_Problem details_
Reproduce the data that follows in its entirety, character for character.

Dataset items:

-- START --

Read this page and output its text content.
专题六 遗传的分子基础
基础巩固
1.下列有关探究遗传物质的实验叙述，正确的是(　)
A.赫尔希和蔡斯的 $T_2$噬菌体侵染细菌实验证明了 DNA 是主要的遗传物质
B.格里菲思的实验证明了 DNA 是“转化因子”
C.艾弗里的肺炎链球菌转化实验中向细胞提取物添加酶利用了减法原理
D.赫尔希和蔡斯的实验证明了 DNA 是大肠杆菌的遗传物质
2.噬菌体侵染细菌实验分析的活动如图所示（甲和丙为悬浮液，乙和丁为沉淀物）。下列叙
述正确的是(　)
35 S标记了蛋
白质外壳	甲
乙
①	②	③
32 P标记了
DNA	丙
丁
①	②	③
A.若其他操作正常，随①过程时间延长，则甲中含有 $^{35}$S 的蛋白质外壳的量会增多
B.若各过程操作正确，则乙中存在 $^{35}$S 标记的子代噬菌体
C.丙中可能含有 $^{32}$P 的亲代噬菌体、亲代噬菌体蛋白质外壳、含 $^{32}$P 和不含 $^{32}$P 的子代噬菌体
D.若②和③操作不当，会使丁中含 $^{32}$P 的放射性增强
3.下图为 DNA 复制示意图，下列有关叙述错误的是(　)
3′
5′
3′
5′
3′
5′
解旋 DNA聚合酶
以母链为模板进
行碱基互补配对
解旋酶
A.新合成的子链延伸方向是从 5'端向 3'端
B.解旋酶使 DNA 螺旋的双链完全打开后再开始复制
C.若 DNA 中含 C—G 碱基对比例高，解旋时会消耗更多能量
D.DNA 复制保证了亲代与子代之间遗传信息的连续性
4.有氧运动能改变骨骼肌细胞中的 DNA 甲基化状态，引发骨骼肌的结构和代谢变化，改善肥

-- END --

_Answer to this problem_
Read this page and output its text content.
专题六 遗传的分子基础
基础巩固
1.下列有关探究遗传物质的实验叙述，正确的是(　)
A.赫尔希和蔡斯的 $T_2$噬菌体侵染细菌实验证明了 DNA 是主要的遗传物质
B.格里菲思的实验证明了 DNA 是“转化因子”
C.艾弗里的肺炎链球菌转化实验中向细胞提取物添加酶利用了减法原理
D.赫尔希和蔡斯的实验证明了 DNA 是大肠杆菌的遗传物质
2.噬菌体侵染细菌实验分析的活动如图所示（甲和丙为悬浮液，乙和丁为沉淀物）。下列叙
述正确的是(　)
35 S标记了蛋
白质外壳	甲
乙
①	②	③
32 P标记了
DNA	丙
丁
①	②	③
A.若其他操作正常，随①过程时间延长，则甲中含有 $^{35}$S 的蛋白质外壳的量会增多
B.若各过程操作正确，则乙中存在 $^{35}$S 标记的子代噬菌体
C.丙中可能含有 $^{32}$P 的亲代噬菌体、亲代噬菌体蛋白质外壳、含 $^{32}$P 和不含 $^{32}$P 的子代噬菌体
D.若②和③操作不当，会使丁中含 $^{32}$P 的放射性增强
3.下图为 DNA 复制示意图，下列有关叙述错误的是(　)
3′
5′
3′
5′
3′
5′
解旋 DNA聚合酶
以母链为模板进
行碱基互补配对
解旋酶
A.新合成的子链延伸方向是从 5'端向 3'端
B.解旋酶使 DNA 螺旋的双链完全打开后再开始复制
C.若 DNA 中含 C—G 碱基对比例高，解旋时会消耗更多能量
D.DNA 复制保证了亲代与子代之间遗传信息的连续性
4.有氧运动能改变骨骼肌细胞中的 DNA 甲基化状态，引发骨骼肌的结构和代谢变化，改善肥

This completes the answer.